* **EXERCISE DESCRIPTION**: Write the records out again, precisely as they stand.

[Stored entries]
----

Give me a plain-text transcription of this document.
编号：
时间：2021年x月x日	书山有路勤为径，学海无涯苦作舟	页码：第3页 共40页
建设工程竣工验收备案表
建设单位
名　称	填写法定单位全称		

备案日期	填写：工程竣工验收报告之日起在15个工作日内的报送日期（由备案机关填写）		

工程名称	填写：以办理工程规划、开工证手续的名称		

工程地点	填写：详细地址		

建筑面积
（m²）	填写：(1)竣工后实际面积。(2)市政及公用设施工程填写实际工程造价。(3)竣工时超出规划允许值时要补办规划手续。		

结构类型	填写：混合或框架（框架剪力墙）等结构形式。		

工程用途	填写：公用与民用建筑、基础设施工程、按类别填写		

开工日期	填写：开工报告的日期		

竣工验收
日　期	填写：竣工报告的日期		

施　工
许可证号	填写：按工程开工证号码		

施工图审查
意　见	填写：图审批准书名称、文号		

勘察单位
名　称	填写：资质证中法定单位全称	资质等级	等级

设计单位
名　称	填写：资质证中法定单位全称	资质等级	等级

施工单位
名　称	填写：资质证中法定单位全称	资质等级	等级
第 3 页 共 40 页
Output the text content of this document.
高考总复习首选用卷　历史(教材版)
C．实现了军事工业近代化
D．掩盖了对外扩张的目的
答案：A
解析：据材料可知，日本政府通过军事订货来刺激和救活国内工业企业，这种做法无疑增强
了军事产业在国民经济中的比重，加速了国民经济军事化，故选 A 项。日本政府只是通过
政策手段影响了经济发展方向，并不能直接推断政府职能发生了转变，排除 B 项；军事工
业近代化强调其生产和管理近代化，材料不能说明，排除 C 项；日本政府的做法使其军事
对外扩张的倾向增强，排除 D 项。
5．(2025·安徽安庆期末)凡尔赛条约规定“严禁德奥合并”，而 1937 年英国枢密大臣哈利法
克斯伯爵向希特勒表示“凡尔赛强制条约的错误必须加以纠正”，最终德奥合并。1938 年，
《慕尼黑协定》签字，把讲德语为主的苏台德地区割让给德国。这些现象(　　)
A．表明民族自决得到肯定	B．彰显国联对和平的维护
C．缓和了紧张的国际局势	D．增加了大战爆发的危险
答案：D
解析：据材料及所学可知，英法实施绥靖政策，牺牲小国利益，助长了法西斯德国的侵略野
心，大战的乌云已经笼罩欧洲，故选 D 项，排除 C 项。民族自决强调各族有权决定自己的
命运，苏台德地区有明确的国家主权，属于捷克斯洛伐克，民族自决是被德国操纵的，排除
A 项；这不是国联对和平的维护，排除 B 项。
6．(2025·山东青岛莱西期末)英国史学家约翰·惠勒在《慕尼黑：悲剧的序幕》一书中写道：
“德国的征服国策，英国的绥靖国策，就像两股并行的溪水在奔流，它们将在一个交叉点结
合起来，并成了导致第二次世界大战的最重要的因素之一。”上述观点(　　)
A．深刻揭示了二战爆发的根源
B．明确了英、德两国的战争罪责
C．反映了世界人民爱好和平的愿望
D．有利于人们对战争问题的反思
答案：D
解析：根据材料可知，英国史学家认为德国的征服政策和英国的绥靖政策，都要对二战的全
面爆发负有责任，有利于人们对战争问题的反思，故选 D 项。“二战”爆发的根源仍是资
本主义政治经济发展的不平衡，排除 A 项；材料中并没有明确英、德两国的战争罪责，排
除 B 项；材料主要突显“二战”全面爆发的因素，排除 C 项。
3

----

* **ANSWER FOR THE TASK**:
Give me a plain-text transcription of this document.
编号：
时间：2021年x月x日	书山有路勤为径，学海无涯苦作舟	页码：第3页 共40页
建设工程竣工验收备案表
建设单位
名　称	填写法定单位全称		

备案日期	填写：工程竣工验收报告之日起在15个工作日内的报送日期（由备案机关填写）		

工程名称	填写：以办理工程规划、开工证手续的名称		

工程地点	填写：详细地址		

建筑面积
（m²）	填写：(1)竣工后实际面积。(2)市政及公用设施工程填写实际工程造价。(3)竣工时超出规划允许值时要补办规划手续。		

结构类型	填写：混合或框架（框架剪力墙）等结构形式。		

工程用途	填写：公用与民用建筑、基础设施工程、按类别填写		

开工日期	填写：开工报告的日期		

竣工验收
日　期	填写：竣工报告的日期		

施　工
许可证号	填写：按工程开工证号码		

施工图审查
意　见	填写：图审批准书名称、文号		

勘察单位
名　称	填写：资质证中法定单位全称	资质等级	等级

设计单位
名　称	填写：资质证中法定单位全称	资质等级	等级

施工单位
名　称	填写：资质证中法定单位全称	资质等级	等级
第 3 页 共 40 页
Output the text content of this document.
高考总复习首选用卷　历史(教材版)
C．实现了军事工业近代化
D．掩盖了对外扩张的目的
答案：A
解析：据材料可知，日本政府通过军事订货来刺激和救活国内工业企业，这种做法无疑增强
了军事产业在国民经济中的比重，加速了国民经济军事化，故选 A 项。日本政府只是通过
政策手段影响了经济发展方向，并不能直接推断政府职能发生了转变，排除 B 项；军事工
业近代化强调其生产和管理近代化，材料不能说明，排除 C 项；日本政府的做法使其军事
对外扩张的倾向增强，排除 D 项。
5．(2025·安徽安庆期末)凡尔赛条约规定“严禁德奥合并”，而 1937 年英国枢密大臣哈利法
克斯伯爵向希特勒表示“凡尔赛强制条约的错误必须加以纠正”，最终德奥合并。1938 年，
《慕尼黑协定》签字，把讲德语为主的苏台德地区割让给德国。这些现象(　　)
A．表明民族自决得到肯定	B．彰显国联对和平的维护
C．缓和了紧张的国际局势	D．增加了大战爆发的危险
答案：D
解析：据材料及所学可知，英法实施绥靖政策，牺牲小国利益，助长了法西斯德国的侵略野
心，大战的乌云已经笼罩欧洲，故选 D 项，排除 C 项。民族自决强调各族有权决定自己的
命运，苏台德地区有明确的国家主权，属于捷克斯洛伐克，民族自决是被德国操纵的，排除
A 项；这不是国联对和平的维护，排除 B 项。
6．(2025·山东青岛莱西期末)英国史学家约翰·惠勒在《慕尼黑：悲剧的序幕》一书中写道：
“德国的征服国策，英国的绥靖国策，就像两股并行的溪水在奔流，它们将在一个交叉点结
合起来，并成了导致第二次世界大战的最重要的因素之一。”上述观点(　　)
A．深刻揭示了二战爆发的根源
B．明确了英、德两国的战争罪责
C．反映了世界人民爱好和平的愿望
D．有利于人们对战争问题的反思
答案：D
解析：根据材料可知，英国史学家认为德国的征服政策和英国的绥靖政策，都要对二战的全
面爆发负有责任，有利于人们对战争问题的反思，故选 D 项。“二战”爆发的根源仍是资
本主义政治经济发展的不平衡，排除 A 项；材料中并没有明确英、德两国的战争罪责，排
除 B 项；材料主要突显“二战”全面爆发的因素，排除 C 项。
3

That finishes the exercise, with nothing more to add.